Extracted records
BEGIN

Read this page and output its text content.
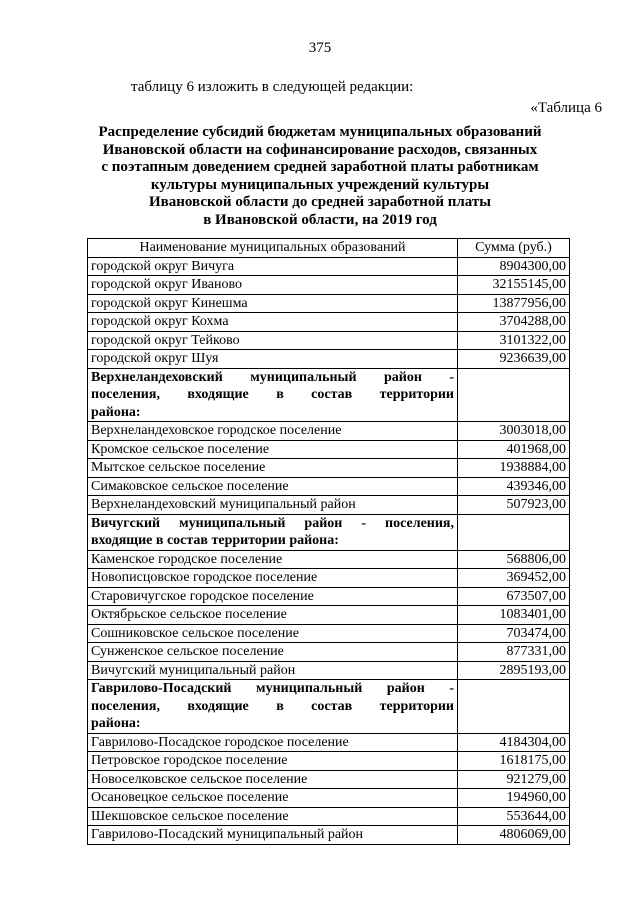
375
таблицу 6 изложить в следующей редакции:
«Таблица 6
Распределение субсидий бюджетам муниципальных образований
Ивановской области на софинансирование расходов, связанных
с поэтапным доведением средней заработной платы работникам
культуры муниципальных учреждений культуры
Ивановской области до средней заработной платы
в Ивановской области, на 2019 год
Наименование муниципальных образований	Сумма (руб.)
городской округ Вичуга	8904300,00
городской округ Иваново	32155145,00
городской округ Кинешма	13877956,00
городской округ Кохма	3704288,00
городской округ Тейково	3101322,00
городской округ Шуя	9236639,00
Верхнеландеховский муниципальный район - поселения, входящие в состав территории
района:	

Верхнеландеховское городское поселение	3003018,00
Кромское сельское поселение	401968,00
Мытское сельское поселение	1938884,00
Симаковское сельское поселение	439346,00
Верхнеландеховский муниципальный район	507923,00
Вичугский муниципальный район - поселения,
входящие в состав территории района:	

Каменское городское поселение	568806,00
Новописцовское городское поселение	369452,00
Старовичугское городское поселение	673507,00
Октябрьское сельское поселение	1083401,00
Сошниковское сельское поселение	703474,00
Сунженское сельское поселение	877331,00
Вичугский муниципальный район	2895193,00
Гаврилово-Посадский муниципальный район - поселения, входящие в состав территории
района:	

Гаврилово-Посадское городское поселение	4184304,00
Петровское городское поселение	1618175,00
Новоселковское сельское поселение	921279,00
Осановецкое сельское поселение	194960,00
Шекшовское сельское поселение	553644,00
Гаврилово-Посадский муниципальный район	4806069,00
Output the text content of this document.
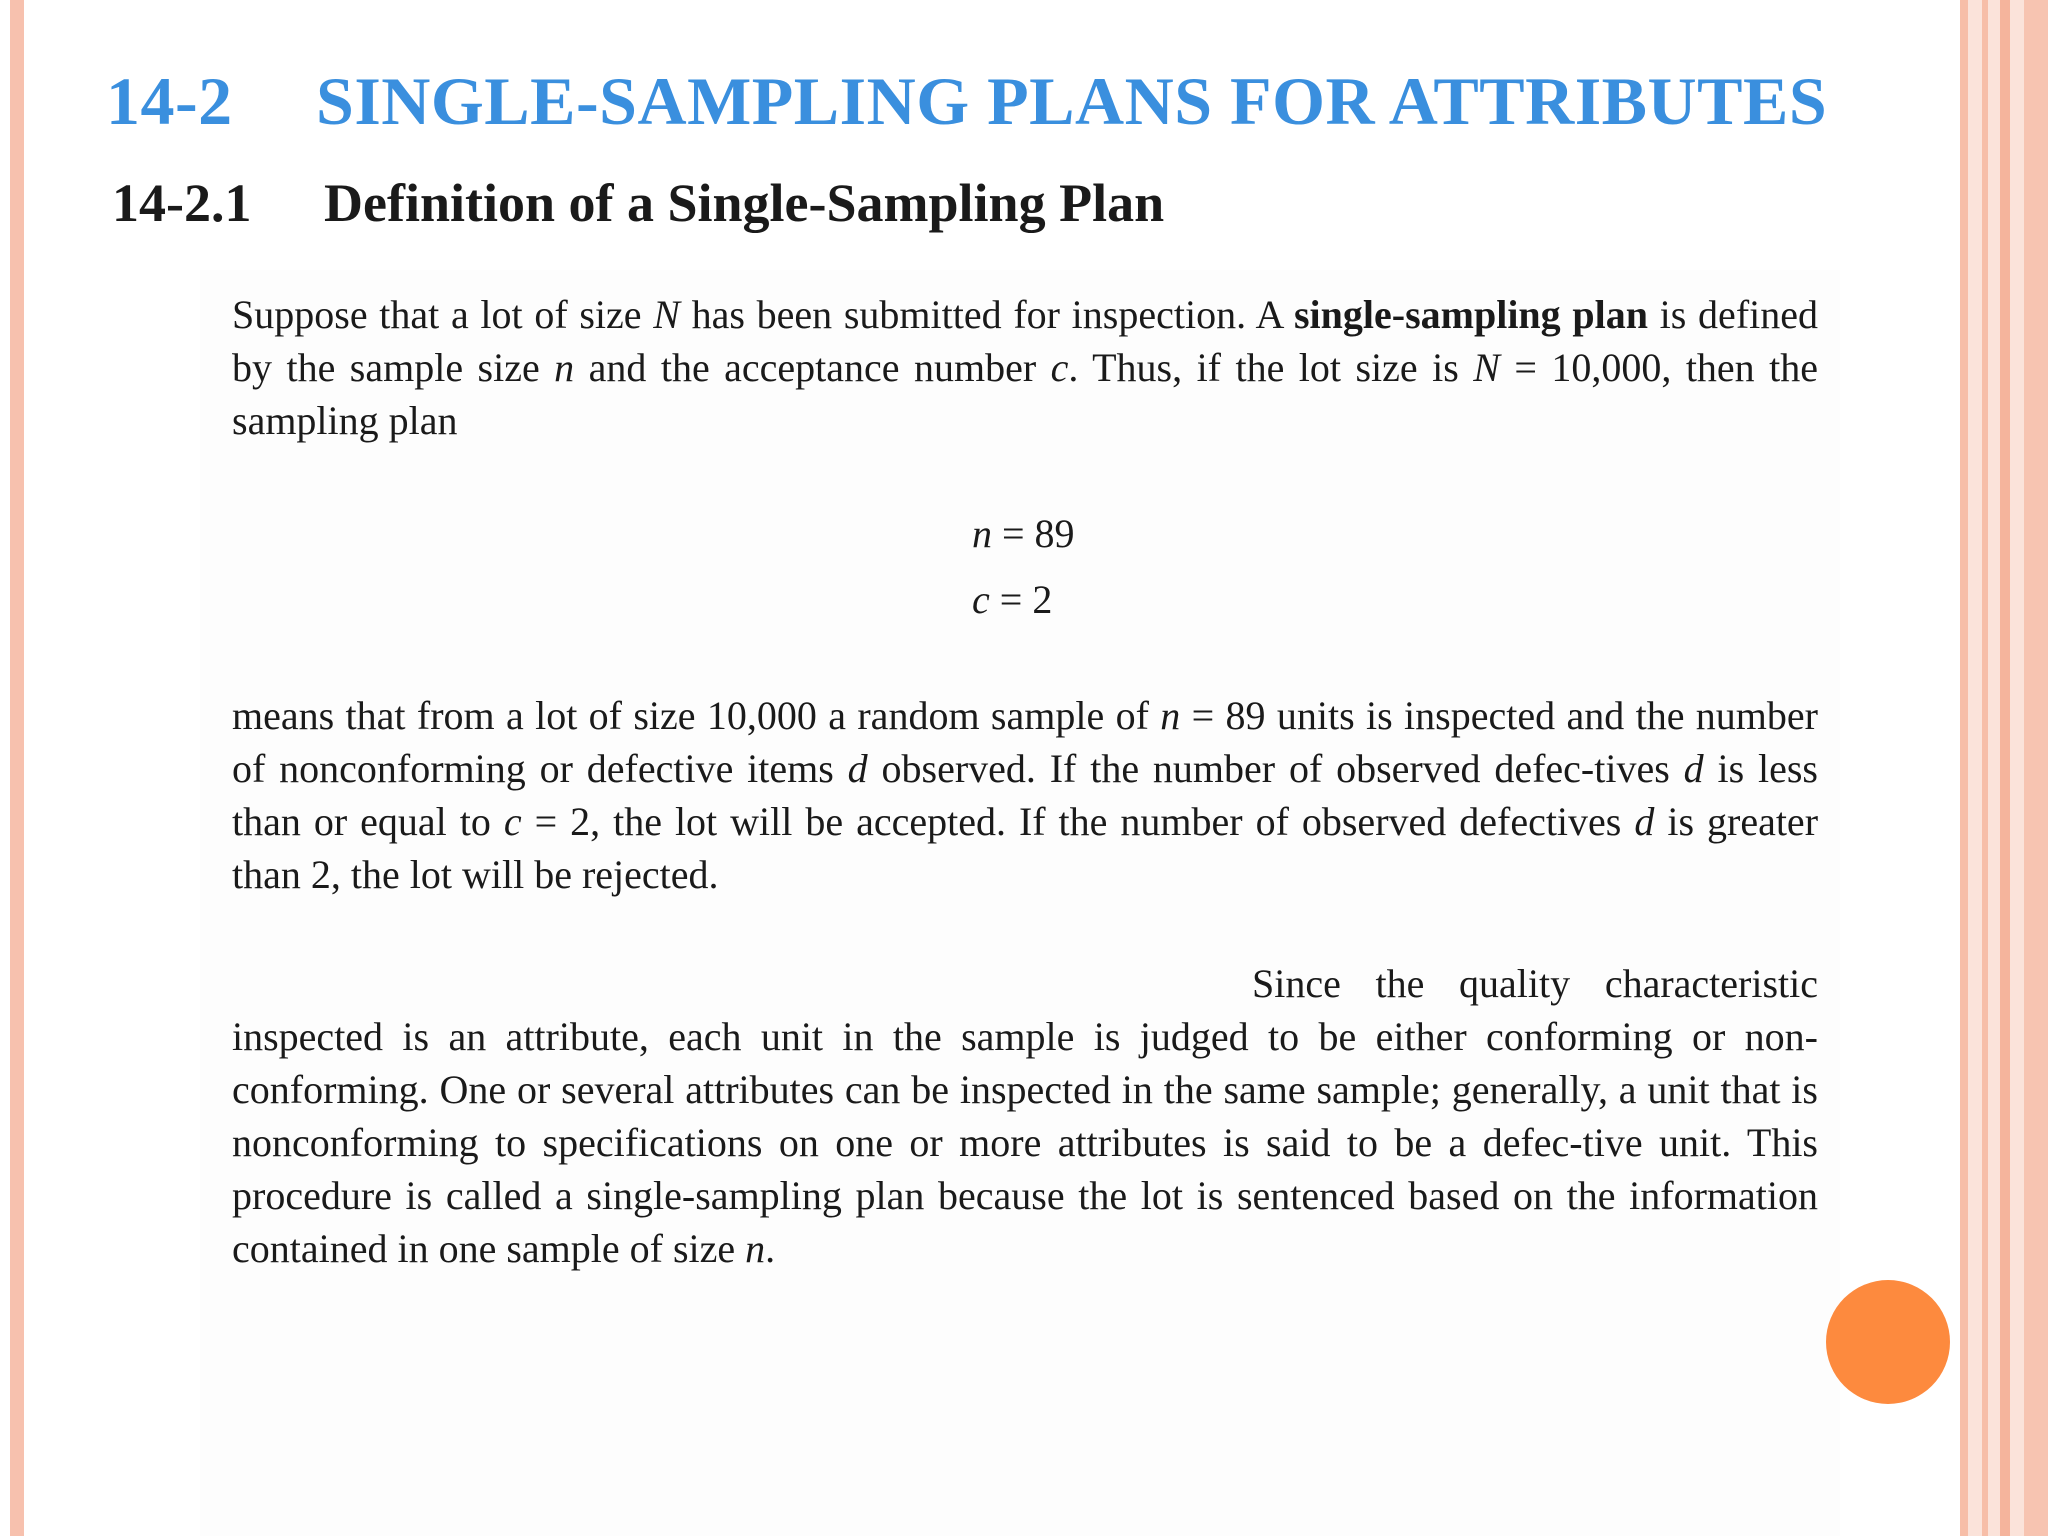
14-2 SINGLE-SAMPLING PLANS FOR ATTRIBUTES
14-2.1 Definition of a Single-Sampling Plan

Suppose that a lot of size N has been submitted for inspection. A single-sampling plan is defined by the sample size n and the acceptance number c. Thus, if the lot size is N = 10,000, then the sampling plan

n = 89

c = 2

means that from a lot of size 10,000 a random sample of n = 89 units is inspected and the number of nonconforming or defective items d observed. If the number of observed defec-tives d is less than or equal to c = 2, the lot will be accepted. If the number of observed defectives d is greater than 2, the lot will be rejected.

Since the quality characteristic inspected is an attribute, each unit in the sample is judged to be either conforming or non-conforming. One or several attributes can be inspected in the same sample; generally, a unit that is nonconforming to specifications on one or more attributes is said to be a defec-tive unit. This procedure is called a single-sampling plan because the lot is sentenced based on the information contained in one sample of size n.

END
BEGIN

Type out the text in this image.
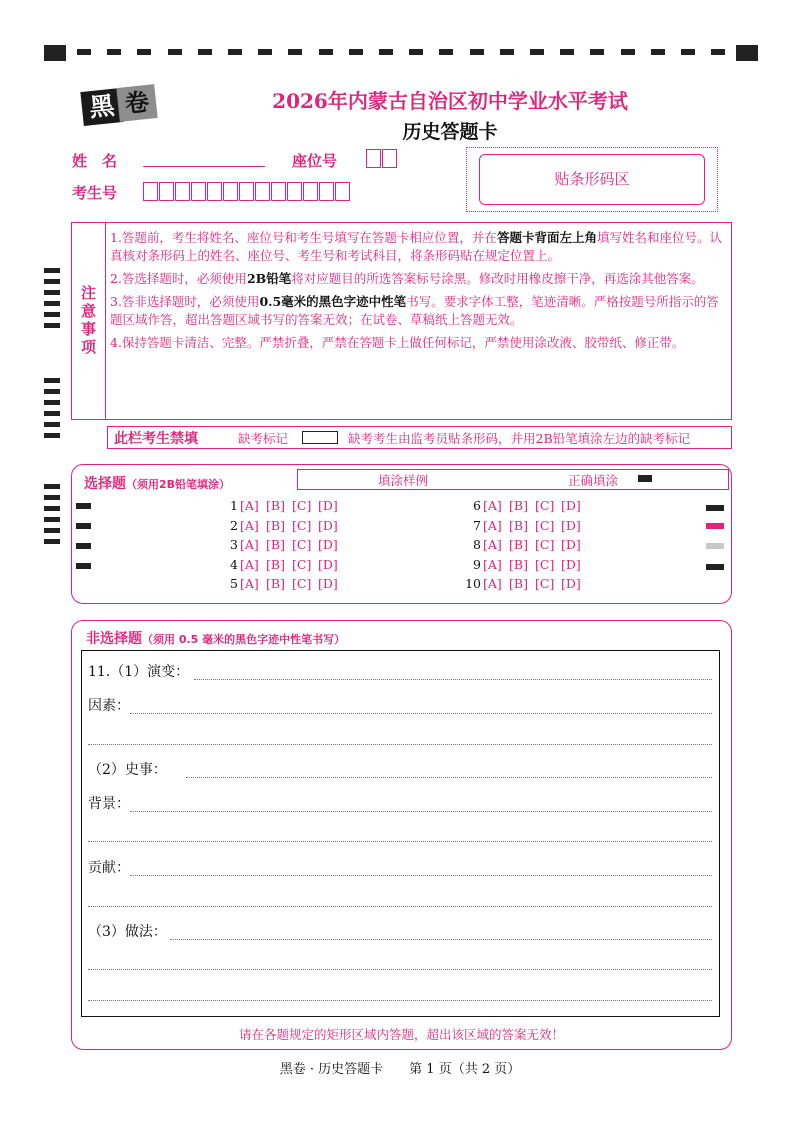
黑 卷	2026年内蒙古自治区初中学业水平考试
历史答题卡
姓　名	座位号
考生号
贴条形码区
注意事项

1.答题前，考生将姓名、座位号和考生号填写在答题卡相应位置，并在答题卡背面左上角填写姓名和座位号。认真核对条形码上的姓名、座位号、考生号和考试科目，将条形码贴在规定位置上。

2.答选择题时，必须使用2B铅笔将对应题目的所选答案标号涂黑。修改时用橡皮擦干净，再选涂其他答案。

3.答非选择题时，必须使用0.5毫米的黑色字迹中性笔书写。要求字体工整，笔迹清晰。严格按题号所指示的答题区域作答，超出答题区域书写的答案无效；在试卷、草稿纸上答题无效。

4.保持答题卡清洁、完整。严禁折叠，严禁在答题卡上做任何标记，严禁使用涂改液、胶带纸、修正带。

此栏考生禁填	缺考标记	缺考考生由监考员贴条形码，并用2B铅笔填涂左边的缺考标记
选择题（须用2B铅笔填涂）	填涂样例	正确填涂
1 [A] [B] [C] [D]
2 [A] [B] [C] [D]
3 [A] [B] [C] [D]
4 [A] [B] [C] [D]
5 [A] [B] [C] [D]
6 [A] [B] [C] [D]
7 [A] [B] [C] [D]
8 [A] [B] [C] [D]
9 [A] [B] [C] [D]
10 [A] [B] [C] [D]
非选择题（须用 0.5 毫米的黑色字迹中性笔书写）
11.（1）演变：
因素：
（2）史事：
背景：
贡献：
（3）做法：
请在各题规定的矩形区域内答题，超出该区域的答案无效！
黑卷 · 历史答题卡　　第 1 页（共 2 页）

END

WHAT THIS TASK INVOLVES
Check each line of the records for the word "средней", and show the lines that contain it.

SOLUTION BELOW
с поэтапным доведением средней заработной платы работникам
Ивановской области до средней заработной платы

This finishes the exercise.